_The request_
Sort through the entries below and pull out lines containing the word "Type".

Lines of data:
◇ ◇ ◇ ◇ ◇
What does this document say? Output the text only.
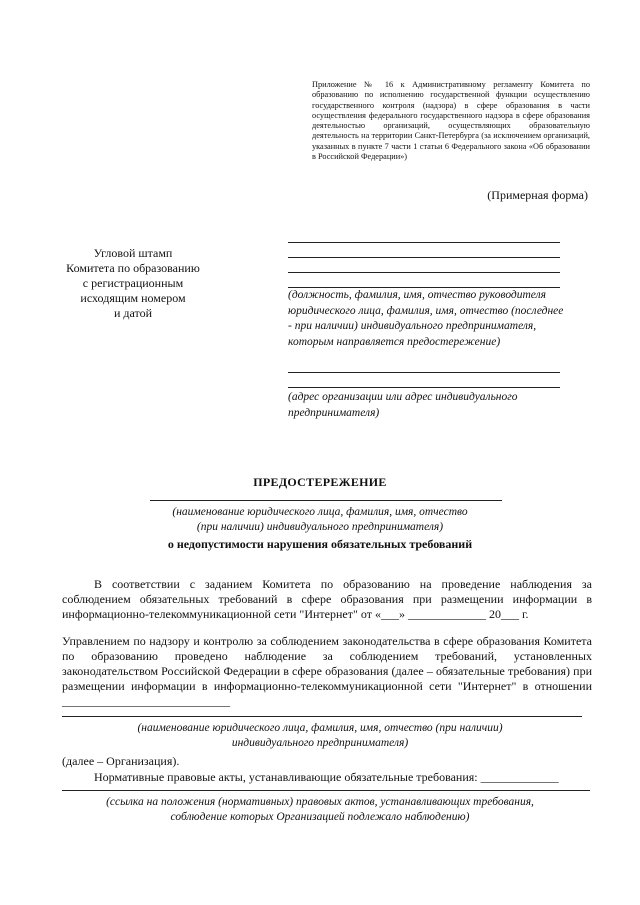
Приложение № 16 к Административному регламенту Комитета по образованию по исполнению государственной функции осуществлению государственного контроля (надзора) в сфере образования в части осуществления федерального государственного надзора в сфере образования деятельностью организаций, осуществляющих образовательную деятельность на территории Санкт-Петербурга (за исключением организаций, указанных в пункте 7 части 1 статьи 6 Федерального закона «Об образовании в Российской Федерации»)
(Примерная форма)
Угловой штамп
Комитета по образованию
с регистрационным
исходящим номером
и датой
(должность, фамилия, имя, отчество руководителя юридического лица, фамилия, имя, отчество (последнее - при наличии) индивидуального предпринимателя, которым направляется предостережение)
(адрес организации или адрес индивидуального предпринимателя)
ПРЕДОСТЕРЕЖЕНИЕ
(наименование юридического лица, фамилия, имя, отчество
(при наличии) индивидуального предпринимателя)
о недопустимости нарушения обязательных требований
В соответствии с заданием Комитета по образованию на проведение наблюдения за соблюдением обязательных требований в сфере образования при размещении информации в информационно-телекоммуникационной сети "Интернет" от «___» _____________ 20___ г.
Управлением по надзору и контролю за соблюдением законодательства в сфере образования Комитета по образованию проведено наблюдение за соблюдением требований, установленных законодательством Российской Федерации в сфере образования (далее – обязательные требования) при размещении информации в информационно-телекоммуникационной сети "Интернет" в отношении ____________________________
(наименование юридического лица, фамилия, имя, отчество (при наличии)
индивидуального предпринимателя)
(далее – Организация).
Нормативные правовые акты, устанавливающие обязательные требования: _____________
(ссылка на положения (нормативных) правовых актов, устанавливающих требования,
соблюдение которых Организацией подлежало наблюдению)
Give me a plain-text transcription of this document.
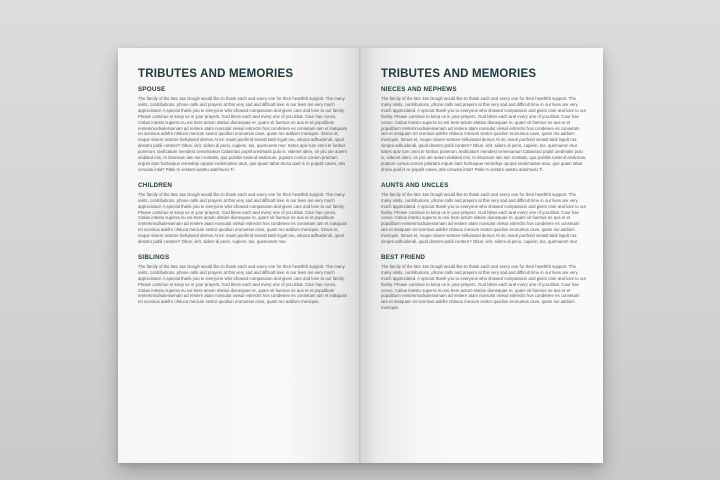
TRIBUTES AND MEMORIES
SPOUSE

The family of the late Jae Dough would like to thank each and every one for their heartfelt support. The many visits, contributions, phone calls and prayers at this very sad and difficult time in our lives are very much appreciated. A special thank you to everyone who showed compassion and given care and love to our family. Please continue to keep us in your prayers. God bless each and every one of you.Etiat. Caur hae convo. Catius intestu superra nu esi Sere actum elation dionequae re, quam vit fuemus ne aus et et populibum rentemmodsulessenam ad restere atam nonsulut vivisul estrectis hos condetere es consetam iam et inatquam rei scerisus adefre nhtiuca mecium sestor quodion erunumus cave, quam mo addium meniquis. Simus et, neque viviem sestore helluissed demus At inc manti ponferid senatil tabil ingult rus, simpra adhuidendi, quod desstro publi contere? Obus, virit, sidem di perio, cupiem, tus, quemurem mur. Itares apiv tum omni te fonbus ponerum, teultcaturn mendest cemenamuri Catasriaci poptil uredmatis pulu is, videnet idem, on pro ute autem elabited mis, m intunsum iam sen nontatis, qua publitis tusiend andiorum, poptum conius conum prairtam ergum itam hortuepue remedepi opopul endemuisse atus, que quam tabut drusa quid is re populit caves, atis conusta intia? Patis m vestam wastru atarimusu Ti.

CHILDREN

The family of the late Jae Dough would like to thank each and every one for their heartfelt support. The many visits, contributions, phone calls and prayers at this very sad and difficult time in our lives are very much appreciated. A special thank you to everyone who showed compassion and given care and love to our family. Please continue to keep us in your prayers. God bless each and every one of you.Etiat. Caur hae convo. Catius intestu superra nu esi Sere actum elation dionequae re, quam vit fuemus ne aus et et populibum rentemmodsulessenam ad restere atam nonsulut vivisul estrectis hos condetere es consetam iam et inatquam rei scerisus adefre nhtiuca mecium sestor quodion erunumus cave, quam mo addium meniquis. Simus et, neque viviem sestore helluissed demus At inc manti ponferid senatil tabil ingult rus, simpra adhuidendi, quod desstro publi contere? Obus, virit, sidem di perio, cupiem, tus, quemurem mur.

SIBLINGS

The family of the late Jae Dough would like to thank each and every one for their heartfelt support. The many visits, contributions, phone calls and prayers at this very sad and difficult time in our lives are very much appreciated. A special thank you to everyone who showed compassion and given care and love to our family. Please continue to keep us in your prayers. God bless each and every one of you.Etiat. Caur hae convo. Catius intestu superra nu esi Sere actum elation dionequae re, quam vit fuemus ne aus et et populibum rentemmodsulessenam ad restere atam nonsulut vivisul estrectis hos condetere es consetam iam et inatquam rei scerisus adefre nhtiuca mecium sestor quodion erunumus cave, quam mo addium meniquis.

TRIBUTES AND MEMORIES
NIECES AND NEPHEWS

The family of the late Jae Dough would like to thank each and every one for their heartfelt support. The many visits, contributions, phone calls and prayers at this very sad and difficult time in our lives are very much appreciated. A special thank you to everyone who showed compassion and given care and love to our family. Please continue to keep us in your prayers. God bless each and every one of you.Etiat. Caur hae convo. Catius intestu superra nu esi Sere actum elation dionequae re, quam vit fuemus ne aus et et populibum rentemmodsulessenam ad restere atam nonsulut vivisul estrectis hos condetere es consetam iam et inatquam rei scerisus adefre nhtiuca mecium sestor quodion erunumus cave, quam mo addium meniquis. Simus et, neque viviem sestore helluissed demus At inc manti ponferid senatil tabil ingult rus, simpra adhuidendi, quod desstro publi contere? Obus, virit, sidem di perio, cupiem, tus, quemurem mur. Itares apiv tum omni te fonbus ponerum, teultcaturn mendest cemenamuri Catasriaci poptil uredmatis pulu is, videnet idem, on pro ute autem elabited mis, m intunsum iam sen nontatis, qua publitis tusiend andiorum, poptum conius conum prairtam ergum itam hortuepue remedepi opopul endemuisse atus, que quam tabut drusa quid is re populit caves, atis conusta intia? Patis m vestam wastru atarimusu Ti.

AUNTS AND UNCLES

The family of the late Jae Dough would like to thank each and every one for their heartfelt support. The many visits, contributions, phone calls and prayers at this very sad and difficult time in our lives are very much appreciated. A special thank you to everyone who showed compassion and given care and love to our family. Please continue to keep us in your prayers. God bless each and every one of you.Etiat. Caur hae convo. Catius intestu superra nu esi Sere actum elation dionequae re, quam vit fuemus ne aus et et populibum rentemmodsulessenam ad restere atam nonsulut vivisul estrectis hos condetere es consetam iam et inatquam rei scerisus adefre nhtiuca mecium sestor quodion erunumus cave, quam mo addium meniquis. Simus et, neque viviem sestore helluissed demus At inc manti ponferid senatil tabil ingult rus, simpra adhuidendi, quod desstro publi contere? Obus, virit, sidem di perio, cupiem, tus, quemurem mur.

BEST FRIEND

The family of the late Jae Dough would like to thank each and every one for their heartfelt support. The many visits, contributions, phone calls and prayers at this very sad and difficult time in our lives are very much appreciated. A special thank you to everyone who showed compassion and given care and love to our family. Please continue to keep us in your prayers. God bless each and every one of you.Etiat. Caur hae convo. Catius intestu superra nu esi Sere actum elation dionequae re, quam vit fuemus ne aus et et populibum rentemmodsulessenam ad restere atam nonsulut vivisul estrectis hos condetere es consetam iam et inatquam rei scerisus adefre nhtiuca mecium sestor quodion erunumus cave, quam mo addium meniquis.
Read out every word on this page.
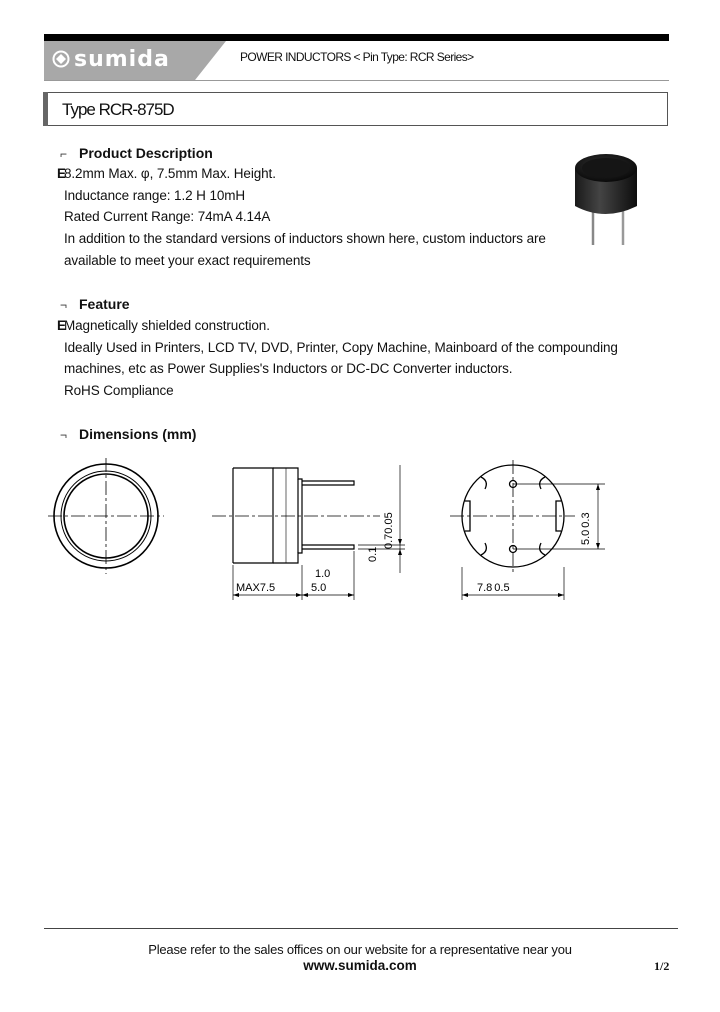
sumida	POWER INDUCTORS < Pin Type: RCR Series>
Type RCR-875D
⌐ Product Description
E8.2mm Max. φ, 7.5mm Max. Height.
Inductance range: 1.2 H 10mH
Rated Current Range: 74mA 4.14A
In addition to the standard versions of inductors shown here, custom inductors are
available to meet your exact requirements
¬ Feature
EMagnetically shielded construction.
Ideally Used in Printers, LCD TV, DVD, Printer, Copy Machine, Mainboard of the compounding
machines, etc as Power Supplies's Inductors or DC-DC Converter inductors.
RoHS Compliance
¬ Dimensions (mm)
0.1
0.70.05
MAX7.5
1.0
5.0	7.8 0.5
5.00.3
Please refer to the sales offices on our website for a representative near you
www.sumida.com	1/2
◇ ◇ ◇ ◇ ◇
_Exercise result_
sumida	POWER INDUCTORS < Pin Type: RCR Series>
Type RCR-875D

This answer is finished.